▸ Your instructions
Identify every line in the records below that contains the word "text", and copy each of those lines.

(Data records)
— BEGIN —

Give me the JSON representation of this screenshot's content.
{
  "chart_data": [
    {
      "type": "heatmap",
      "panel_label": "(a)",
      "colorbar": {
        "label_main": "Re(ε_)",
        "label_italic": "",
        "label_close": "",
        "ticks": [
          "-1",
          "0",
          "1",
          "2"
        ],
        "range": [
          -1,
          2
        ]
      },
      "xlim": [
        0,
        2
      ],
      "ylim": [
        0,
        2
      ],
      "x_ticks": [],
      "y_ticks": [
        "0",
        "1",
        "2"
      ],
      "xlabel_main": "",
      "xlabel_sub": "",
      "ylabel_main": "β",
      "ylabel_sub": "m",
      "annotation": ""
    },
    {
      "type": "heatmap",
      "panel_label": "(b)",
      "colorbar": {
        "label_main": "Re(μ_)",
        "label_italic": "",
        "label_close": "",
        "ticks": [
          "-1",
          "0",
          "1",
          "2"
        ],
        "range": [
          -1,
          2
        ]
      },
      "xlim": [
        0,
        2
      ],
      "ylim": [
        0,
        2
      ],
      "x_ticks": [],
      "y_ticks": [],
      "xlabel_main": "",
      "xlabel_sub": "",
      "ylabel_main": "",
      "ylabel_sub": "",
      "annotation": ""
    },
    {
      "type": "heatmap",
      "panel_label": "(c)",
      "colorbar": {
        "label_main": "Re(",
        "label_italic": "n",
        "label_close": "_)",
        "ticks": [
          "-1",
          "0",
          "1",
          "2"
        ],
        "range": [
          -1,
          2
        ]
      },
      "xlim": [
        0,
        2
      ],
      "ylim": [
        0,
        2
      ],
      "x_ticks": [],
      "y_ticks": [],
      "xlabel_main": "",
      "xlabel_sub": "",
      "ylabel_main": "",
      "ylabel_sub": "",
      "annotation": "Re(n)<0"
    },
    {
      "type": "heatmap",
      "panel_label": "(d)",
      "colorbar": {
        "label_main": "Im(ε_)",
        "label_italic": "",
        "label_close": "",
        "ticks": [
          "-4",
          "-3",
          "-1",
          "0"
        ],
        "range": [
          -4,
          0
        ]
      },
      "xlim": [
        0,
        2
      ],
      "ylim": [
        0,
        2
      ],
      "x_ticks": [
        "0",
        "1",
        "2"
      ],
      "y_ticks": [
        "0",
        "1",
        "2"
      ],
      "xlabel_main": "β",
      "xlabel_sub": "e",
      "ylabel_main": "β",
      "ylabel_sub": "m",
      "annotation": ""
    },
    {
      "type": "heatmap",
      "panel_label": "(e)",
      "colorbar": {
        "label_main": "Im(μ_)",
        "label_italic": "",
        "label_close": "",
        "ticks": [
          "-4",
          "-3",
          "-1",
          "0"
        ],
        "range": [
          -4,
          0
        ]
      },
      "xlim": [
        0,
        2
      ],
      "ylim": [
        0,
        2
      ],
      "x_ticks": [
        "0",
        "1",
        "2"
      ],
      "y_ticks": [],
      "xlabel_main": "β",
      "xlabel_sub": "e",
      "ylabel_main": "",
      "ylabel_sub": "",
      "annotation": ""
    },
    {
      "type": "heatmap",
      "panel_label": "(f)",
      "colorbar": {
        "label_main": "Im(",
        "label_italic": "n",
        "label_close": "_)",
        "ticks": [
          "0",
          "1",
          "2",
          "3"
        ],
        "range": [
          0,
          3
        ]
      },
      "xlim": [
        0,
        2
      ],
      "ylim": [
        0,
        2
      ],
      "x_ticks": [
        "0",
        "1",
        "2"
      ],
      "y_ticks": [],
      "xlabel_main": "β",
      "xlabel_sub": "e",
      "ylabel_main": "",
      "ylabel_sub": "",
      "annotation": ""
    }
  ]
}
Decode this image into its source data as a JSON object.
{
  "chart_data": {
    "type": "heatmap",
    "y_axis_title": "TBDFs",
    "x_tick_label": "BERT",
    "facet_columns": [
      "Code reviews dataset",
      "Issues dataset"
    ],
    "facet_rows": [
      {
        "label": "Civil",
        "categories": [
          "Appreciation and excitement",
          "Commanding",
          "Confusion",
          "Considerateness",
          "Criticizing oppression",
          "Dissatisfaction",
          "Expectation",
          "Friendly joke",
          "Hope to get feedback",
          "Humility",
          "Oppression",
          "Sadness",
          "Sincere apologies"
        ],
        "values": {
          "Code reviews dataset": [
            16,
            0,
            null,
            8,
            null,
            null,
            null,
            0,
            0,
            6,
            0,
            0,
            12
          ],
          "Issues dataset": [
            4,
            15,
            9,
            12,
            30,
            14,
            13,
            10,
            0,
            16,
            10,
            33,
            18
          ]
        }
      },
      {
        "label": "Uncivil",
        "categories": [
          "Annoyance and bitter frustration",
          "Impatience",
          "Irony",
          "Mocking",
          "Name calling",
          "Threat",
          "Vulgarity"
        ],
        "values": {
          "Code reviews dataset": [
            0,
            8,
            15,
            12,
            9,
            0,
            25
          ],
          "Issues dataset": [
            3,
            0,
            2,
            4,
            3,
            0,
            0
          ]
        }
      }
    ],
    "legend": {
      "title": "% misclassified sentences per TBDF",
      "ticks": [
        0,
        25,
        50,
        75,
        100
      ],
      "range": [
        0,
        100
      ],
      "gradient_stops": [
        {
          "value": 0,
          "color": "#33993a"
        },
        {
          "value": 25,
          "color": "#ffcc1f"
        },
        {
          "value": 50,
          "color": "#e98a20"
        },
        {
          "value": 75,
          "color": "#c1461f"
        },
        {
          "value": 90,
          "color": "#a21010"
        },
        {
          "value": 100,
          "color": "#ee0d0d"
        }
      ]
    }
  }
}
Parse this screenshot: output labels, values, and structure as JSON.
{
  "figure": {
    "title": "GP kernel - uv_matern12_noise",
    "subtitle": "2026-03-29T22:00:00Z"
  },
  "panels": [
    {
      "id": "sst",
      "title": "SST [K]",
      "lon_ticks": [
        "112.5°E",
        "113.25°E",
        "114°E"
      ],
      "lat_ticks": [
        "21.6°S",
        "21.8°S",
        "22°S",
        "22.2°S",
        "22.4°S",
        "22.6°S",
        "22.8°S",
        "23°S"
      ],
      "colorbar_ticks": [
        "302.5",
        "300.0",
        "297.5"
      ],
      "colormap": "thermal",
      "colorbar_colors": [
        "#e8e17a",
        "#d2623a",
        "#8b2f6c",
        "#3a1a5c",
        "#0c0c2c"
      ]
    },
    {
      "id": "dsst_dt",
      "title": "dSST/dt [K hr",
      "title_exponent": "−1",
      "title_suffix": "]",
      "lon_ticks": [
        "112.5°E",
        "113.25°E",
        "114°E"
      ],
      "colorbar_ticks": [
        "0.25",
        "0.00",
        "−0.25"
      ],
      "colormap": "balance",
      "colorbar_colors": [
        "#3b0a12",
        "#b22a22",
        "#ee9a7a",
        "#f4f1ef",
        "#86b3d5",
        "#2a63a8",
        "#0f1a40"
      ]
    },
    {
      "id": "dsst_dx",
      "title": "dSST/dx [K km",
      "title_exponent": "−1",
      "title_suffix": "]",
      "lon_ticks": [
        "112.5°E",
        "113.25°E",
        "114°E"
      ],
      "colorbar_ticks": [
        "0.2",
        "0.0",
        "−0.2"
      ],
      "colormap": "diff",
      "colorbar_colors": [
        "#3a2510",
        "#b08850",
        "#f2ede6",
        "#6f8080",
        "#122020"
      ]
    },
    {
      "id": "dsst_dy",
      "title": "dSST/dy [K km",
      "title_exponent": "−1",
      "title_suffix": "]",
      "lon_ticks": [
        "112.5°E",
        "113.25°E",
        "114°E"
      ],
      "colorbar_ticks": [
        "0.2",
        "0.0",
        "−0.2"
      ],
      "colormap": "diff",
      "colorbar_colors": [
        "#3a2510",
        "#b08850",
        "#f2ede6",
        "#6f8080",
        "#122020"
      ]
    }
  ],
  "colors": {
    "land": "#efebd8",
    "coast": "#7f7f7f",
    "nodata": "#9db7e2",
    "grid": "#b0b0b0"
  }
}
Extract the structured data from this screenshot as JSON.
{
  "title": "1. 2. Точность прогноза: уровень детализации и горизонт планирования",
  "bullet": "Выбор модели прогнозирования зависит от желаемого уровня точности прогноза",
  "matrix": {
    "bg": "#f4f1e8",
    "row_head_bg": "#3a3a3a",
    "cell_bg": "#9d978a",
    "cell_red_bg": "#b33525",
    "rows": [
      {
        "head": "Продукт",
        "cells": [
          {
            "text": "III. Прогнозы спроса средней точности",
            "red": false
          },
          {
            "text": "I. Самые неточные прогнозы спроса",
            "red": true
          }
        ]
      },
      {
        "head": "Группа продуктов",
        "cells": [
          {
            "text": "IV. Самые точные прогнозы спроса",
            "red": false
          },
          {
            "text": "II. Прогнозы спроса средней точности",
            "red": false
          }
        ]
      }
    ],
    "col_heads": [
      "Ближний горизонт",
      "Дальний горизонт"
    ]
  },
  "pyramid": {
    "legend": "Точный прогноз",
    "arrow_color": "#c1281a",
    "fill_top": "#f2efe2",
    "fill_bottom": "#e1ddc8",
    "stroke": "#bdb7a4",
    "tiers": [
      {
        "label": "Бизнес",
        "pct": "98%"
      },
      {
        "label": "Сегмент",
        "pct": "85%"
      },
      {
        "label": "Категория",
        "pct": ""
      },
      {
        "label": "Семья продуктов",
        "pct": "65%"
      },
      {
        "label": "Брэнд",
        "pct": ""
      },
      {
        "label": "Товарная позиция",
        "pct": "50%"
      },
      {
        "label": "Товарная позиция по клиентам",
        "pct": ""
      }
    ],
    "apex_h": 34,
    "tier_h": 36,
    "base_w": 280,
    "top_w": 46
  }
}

— END —

▸ Solution for this problem
            "text": "III. Прогнозы спроса средней точности",
            "text": "I. Самые неточные прогнозы спроса",
            "text": "IV. Самые точные прогнозы спроса",
            "text": "II. Прогнозы спроса средней точности",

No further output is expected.